Excerpt to read.
# Canadian and UK taxes in year of moving to UK and beyond



## DS_uk (Oct 11, 2017)

Hi everyone,

Here is my situation and I am really hopping that someone could help me with this.

I am a Canadian Citizen and worked/Lived in Canada my whole life, recently moved to the London, UK on a Youth Mobility Visa.

Year 2016: Worked in Canada for 6 month (Jan to June) and Worked in the UK for 6 month (Jun to end of year)

When the time for my tax declaration came, I was misinformed by a friend (horrible friend) that I do not need to declare my UK income because of a treaty between the countries, so what I did is I declared my Canadian Income for the month of Jan to June.

Now recently I came across some information that I need to declare NON residency in Canada or else I have to pay up taxes on my UK income.

I am still working in the UK and I think I need to take action to make sure I don't get ruined by this.

What are my options? Any advice would be appreciated. 

How certain is it that the Canadian government will find out about my UK income?

Should I declare non residency right away? I have nothing in Canada. Bank account with like 2000$. Driver License and that is it.

Can I let the government know that I forgot to declare non residency from mid 2016?

Is it normal that when I simulated taxes of my UK income in Canada, it came out to me having to pay a very large amount - About 8000$ Canadian on a 24 000£ (38 000$ Canadian) Revenu for 6 month?

If more information is required, I will gladly provide. 

Thank you all!


----------



## DS_uk (Oct 11, 2017)

Hi everyone,

Here is my situation and I am really hopping that someone could help me with this.

I am a Canadian Citizen and worked/Lived in Canada my whole life, recently moved to the London, UK on a Youth Mobility Visa.

Data lines.
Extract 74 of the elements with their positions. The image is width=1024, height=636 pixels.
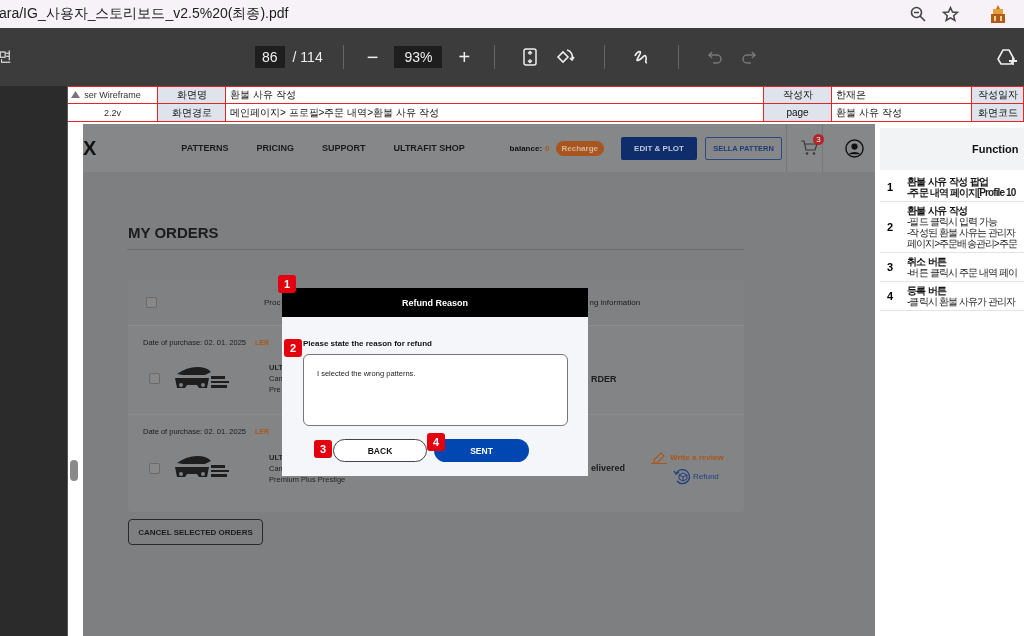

Requirements.
a – Please return the part of the tax thread starting at "I am still working" and ending at "that is it.", copied word for word.
b – In the tax thread, what visa did the poster use to move to the UK?
c – Write what comes next in the forum thread on Canadian and UK taxes, picking up after its final sentence.
The data is separate from the forum thread on Canadian and UK taxes.

Answers for the tasks.
a –
I am still working in the UK and I think I need to take action to make sure I don't get ruined by this.

What are my options? Any advice would be appreciated. 

How certain is it that the Canadian government will find out about my UK income?

Should I declare non residency right away? I have nothing in Canada. Bank account with like 2000$. Driver License and that is it.

b – A Youth Mobility Visa.

c –
Year 2016: Worked in Canada for 6 month (Jan to June) and Worked in the UK for 6 month (Jun to end of year)

When the time for my tax declaration came, I was misinformed by a friend (horrible friend) that I do not need to declare my UK income because of a treaty between the countries, so what I did is I declared my Canadian Income for the month of Jan to June.

Now recently I came across some information that I need to declare NON residency in Canada or else I have to pay up taxes on my UK income.

I am still working in the UK and I think I need to take action to make sure I don't get ruined by this.

What are my options? Any advice would be appreciated. 

How certain is it that the Canadian government will find out about my UK income?

Should I declare non residency right away? I have nothing in Canada. Bank account with like 2000$. Driver License and that is it.

Can I let the government know that I forgot to declare non residency from mid 2016?

Is it normal that when I simulated taxes of my UK income in Canada, it came out to me having to pay a very large amount - About 8000$ Canadian on a 24 000£ (38 000$ Canadian) Revenu for 6 month?

If more information is required, I will gladly provide. 

Thank you all!


----------



## colchar (Oct 25, 2011)

You should contact the CRA.

If you plan to be in Britain for a while you should also let them know that you are no longer a resident of Canada for tax purposes.


----------



## Bevdeforges (Nov 16, 2007)

I've taken the liberty of changing the title of your query so that we can perhaps flag down someone with experience in moving to the UK from Canada.

There are two issues here - as far as I know, there is some kind of process to "declare" that you have moved out of Canada and thus should no longer be considered resident there for tax purposes. Then, there is the further "complication" of the difference between the Canadian tax year (calendar year, I think) and the UK tax year, which runs from April 6th to April 5th.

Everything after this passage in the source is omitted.